* TASK DETAILS:
Copy each line exactly. Leave nothing out.
--- Start RECORDS TO USE ---
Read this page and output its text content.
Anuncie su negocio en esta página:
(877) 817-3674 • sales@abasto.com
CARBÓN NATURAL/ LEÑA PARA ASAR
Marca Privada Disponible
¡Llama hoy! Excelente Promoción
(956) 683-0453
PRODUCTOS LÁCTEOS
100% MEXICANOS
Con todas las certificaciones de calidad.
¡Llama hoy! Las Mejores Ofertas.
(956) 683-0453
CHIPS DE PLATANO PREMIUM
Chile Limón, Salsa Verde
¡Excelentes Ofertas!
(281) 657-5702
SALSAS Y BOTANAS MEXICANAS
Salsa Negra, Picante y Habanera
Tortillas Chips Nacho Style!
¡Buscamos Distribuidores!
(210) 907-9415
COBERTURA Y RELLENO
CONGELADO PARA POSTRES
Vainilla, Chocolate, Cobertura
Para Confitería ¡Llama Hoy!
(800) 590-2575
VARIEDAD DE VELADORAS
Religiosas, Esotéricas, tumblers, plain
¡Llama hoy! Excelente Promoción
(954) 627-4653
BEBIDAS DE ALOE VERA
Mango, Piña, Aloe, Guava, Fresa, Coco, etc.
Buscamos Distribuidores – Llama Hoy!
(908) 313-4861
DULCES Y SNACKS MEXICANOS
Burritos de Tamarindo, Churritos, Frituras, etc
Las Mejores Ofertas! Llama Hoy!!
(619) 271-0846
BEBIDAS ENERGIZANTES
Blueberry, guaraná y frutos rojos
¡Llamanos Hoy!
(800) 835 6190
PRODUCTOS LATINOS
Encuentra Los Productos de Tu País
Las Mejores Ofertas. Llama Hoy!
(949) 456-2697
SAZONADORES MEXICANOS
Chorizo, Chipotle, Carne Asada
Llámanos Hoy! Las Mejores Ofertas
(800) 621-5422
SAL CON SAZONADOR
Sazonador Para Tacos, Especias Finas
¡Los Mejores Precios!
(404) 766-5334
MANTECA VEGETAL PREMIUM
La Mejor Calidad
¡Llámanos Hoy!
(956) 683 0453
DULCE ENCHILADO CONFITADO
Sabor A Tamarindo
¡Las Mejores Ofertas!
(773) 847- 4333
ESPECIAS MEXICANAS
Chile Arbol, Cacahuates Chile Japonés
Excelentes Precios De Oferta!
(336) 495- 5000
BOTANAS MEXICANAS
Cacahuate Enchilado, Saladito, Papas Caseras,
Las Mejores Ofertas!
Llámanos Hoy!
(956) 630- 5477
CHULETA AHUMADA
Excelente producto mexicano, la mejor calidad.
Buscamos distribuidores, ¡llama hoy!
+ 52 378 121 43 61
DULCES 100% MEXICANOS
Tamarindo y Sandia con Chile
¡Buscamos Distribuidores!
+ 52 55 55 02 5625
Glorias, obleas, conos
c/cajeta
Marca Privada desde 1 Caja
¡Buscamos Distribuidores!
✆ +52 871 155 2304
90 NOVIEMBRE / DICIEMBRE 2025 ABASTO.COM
--- End RECORDS TO USE ---
* THE ANSWER:
Read this page and output its text content.
Anuncie su negocio en esta página:
(877) 817-3674 • sales@abasto.com
CARBÓN NATURAL/ LEÑA PARA ASAR
Marca Privada Disponible
¡Llama hoy! Excelente Promoción
(956) 683-0453
PRODUCTOS LÁCTEOS
100% MEXICANOS
Con todas las certificaciones de calidad.
¡Llama hoy! Las Mejores Ofertas.
(956) 683-0453
CHIPS DE PLATANO PREMIUM
Chile Limón, Salsa Verde
¡Excelentes Ofertas!
(281) 657-5702
SALSAS Y BOTANAS MEXICANAS
Salsa Negra, Picante y Habanera
Tortillas Chips Nacho Style!
¡Buscamos Distribuidores!
(210) 907-9415
COBERTURA Y RELLENO
CONGELADO PARA POSTRES
Vainilla, Chocolate, Cobertura
Para Confitería ¡Llama Hoy!
(800) 590-2575
VARIEDAD DE VELADORAS
Religiosas, Esotéricas, tumblers, plain
¡Llama hoy! Excelente Promoción
(954) 627-4653
BEBIDAS DE ALOE VERA
Mango, Piña, Aloe, Guava, Fresa, Coco, etc.
Buscamos Distribuidores – Llama Hoy!
(908) 313-4861
DULCES Y SNACKS MEXICANOS
Burritos de Tamarindo, Churritos, Frituras, etc
Las Mejores Ofertas! Llama Hoy!!
(619) 271-0846
BEBIDAS ENERGIZANTES
Blueberry, guaraná y frutos rojos
¡Llamanos Hoy!
(800) 835 6190
PRODUCTOS LATINOS
Encuentra Los Productos de Tu País
Las Mejores Ofertas. Llama Hoy!
(949) 456-2697
SAZONADORES MEXICANOS
Chorizo, Chipotle, Carne Asada
Llámanos Hoy! Las Mejores Ofertas
(800) 621-5422
SAL CON SAZONADOR
Sazonador Para Tacos, Especias Finas
¡Los Mejores Precios!
(404) 766-5334
MANTECA VEGETAL PREMIUM
La Mejor Calidad
¡Llámanos Hoy!
(956) 683 0453
DULCE ENCHILADO CONFITADO
Sabor A Tamarindo
¡Las Mejores Ofertas!
(773) 847- 4333
ESPECIAS MEXICANAS
Chile Arbol, Cacahuates Chile Japonés
Excelentes Precios De Oferta!
(336) 495- 5000
BOTANAS MEXICANAS
Cacahuate Enchilado, Saladito, Papas Caseras,
Las Mejores Ofertas!
Llámanos Hoy!
(956) 630- 5477
CHULETA AHUMADA
Excelente producto mexicano, la mejor calidad.
Buscamos distribuidores, ¡llama hoy!
+ 52 378 121 43 61
DULCES 100% MEXICANOS
Tamarindo y Sandia con Chile
¡Buscamos Distribuidores!
+ 52 55 55 02 5625
Glorias, obleas, conos
c/cajeta
Marca Privada desde 1 Caja
¡Buscamos Distribuidores!
✆ +52 871 155 2304
90 NOVIEMBRE / DICIEMBRE 2025 ABASTO.COM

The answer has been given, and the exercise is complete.